- Brief
Find the lines holding "title" and copy them.

- Supplied information
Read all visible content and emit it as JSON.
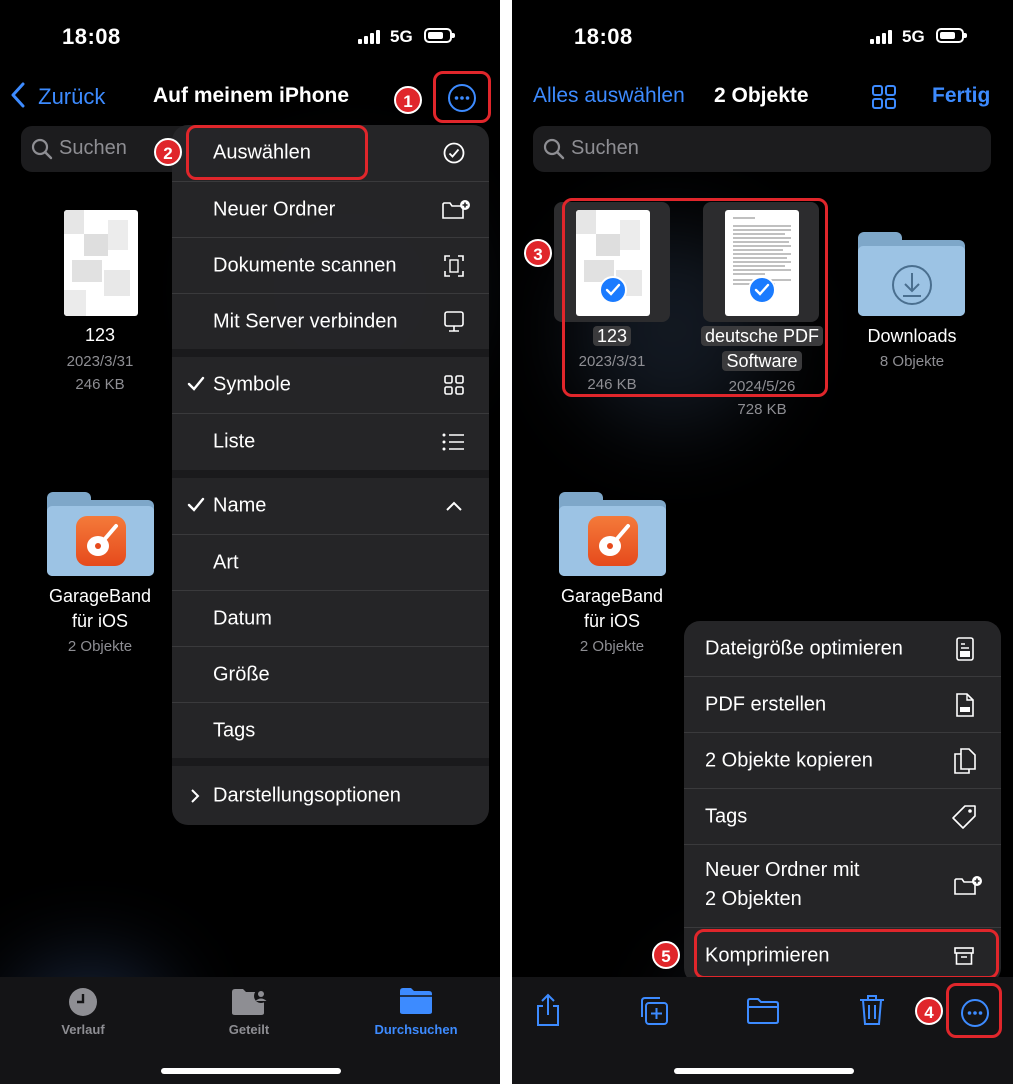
{
  "left": {
    "status": {
      "time": "18:08",
      "network": "5G"
    },
    "nav": {
      "back": "Zurück",
      "title": "Auf meinem iPhone"
    },
    "search": {
      "placeholder": "Suchen"
    },
    "files": [
      {
        "name": "123",
        "date": "2023/3/31",
        "size": "246 KB"
      },
      {
        "name_line1": "GarageBand",
        "name_line2": "für iOS",
        "meta": "2 Objekte"
      }
    ],
    "menu": {
      "items": [
        {
          "label": "Auswählen",
          "icon": "checkmark-circle-icon"
        },
        {
          "label": "Neuer Ordner",
          "icon": "folder-plus-icon"
        },
        {
          "label": "Dokumente scannen",
          "icon": "doc-scan-icon"
        },
        {
          "label": "Mit Server verbinden",
          "icon": "display-icon"
        },
        {
          "label": "Symbole",
          "icon": "grid-icon",
          "checked": true
        },
        {
          "label": "Liste",
          "icon": "list-icon"
        },
        {
          "label": "Name",
          "icon": "chevron-up-icon",
          "checked": true
        },
        {
          "label": "Art"
        },
        {
          "label": "Datum"
        },
        {
          "label": "Größe"
        },
        {
          "label": "Tags"
        },
        {
          "label": "Darstellungsoptionen",
          "icon": "chevron-right-icon"
        }
      ]
    },
    "tabs": [
      {
        "label": "Verlauf",
        "icon": "clock-icon"
      },
      {
        "label": "Geteilt",
        "icon": "shared-folder-icon"
      },
      {
        "label": "Durchsuchen",
        "icon": "folder-icon",
        "active": true
      }
    ],
    "badges": [
      "1",
      "2"
    ]
  },
  "right": {
    "status": {
      "time": "18:08",
      "network": "5G"
    },
    "nav": {
      "select_all": "Alles auswählen",
      "title": "2 Objekte",
      "done": "Fertig"
    },
    "search": {
      "placeholder": "Suchen"
    },
    "files": [
      {
        "name": "123",
        "date": "2023/3/31",
        "size": "246 KB",
        "selected": true
      },
      {
        "name_line1": "deutsche PDF",
        "name_line2": "Software",
        "date": "2024/5/26",
        "size": "728 KB",
        "selected": true
      },
      {
        "name": "Downloads",
        "meta": "8 Objekte"
      },
      {
        "name_line1": "GarageBand",
        "name_line2": "für iOS",
        "meta": "2 Objekte"
      }
    ],
    "menu": {
      "items": [
        {
          "label": "Dateigröße optimieren",
          "icon": "resize-doc-icon"
        },
        {
          "label": "PDF erstellen",
          "icon": "pdf-doc-icon"
        },
        {
          "label": "2 Objekte kopieren",
          "icon": "copy-docs-icon"
        },
        {
          "label": "Tags",
          "icon": "tag-icon"
        },
        {
          "label_line1": "Neuer Ordner mit",
          "label_line2": "2 Objekten",
          "icon": "folder-plus-icon"
        },
        {
          "label": "Komprimieren",
          "icon": "archive-box-icon"
        }
      ]
    },
    "toolbar": [
      "share-icon",
      "duplicate-icon",
      "move-folder-icon",
      "trash-icon",
      "more-icon"
    ],
    "badges": [
      "3",
      "4",
      "5"
    ]
  },
  "colors": {
    "accent": "#3d8bff",
    "annotation": "#e0262b",
    "garageband": "#f05a28"
  }
}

- Output of the exercise
      "title": "Auf meinem iPhone"
      "title": "2 Objekte",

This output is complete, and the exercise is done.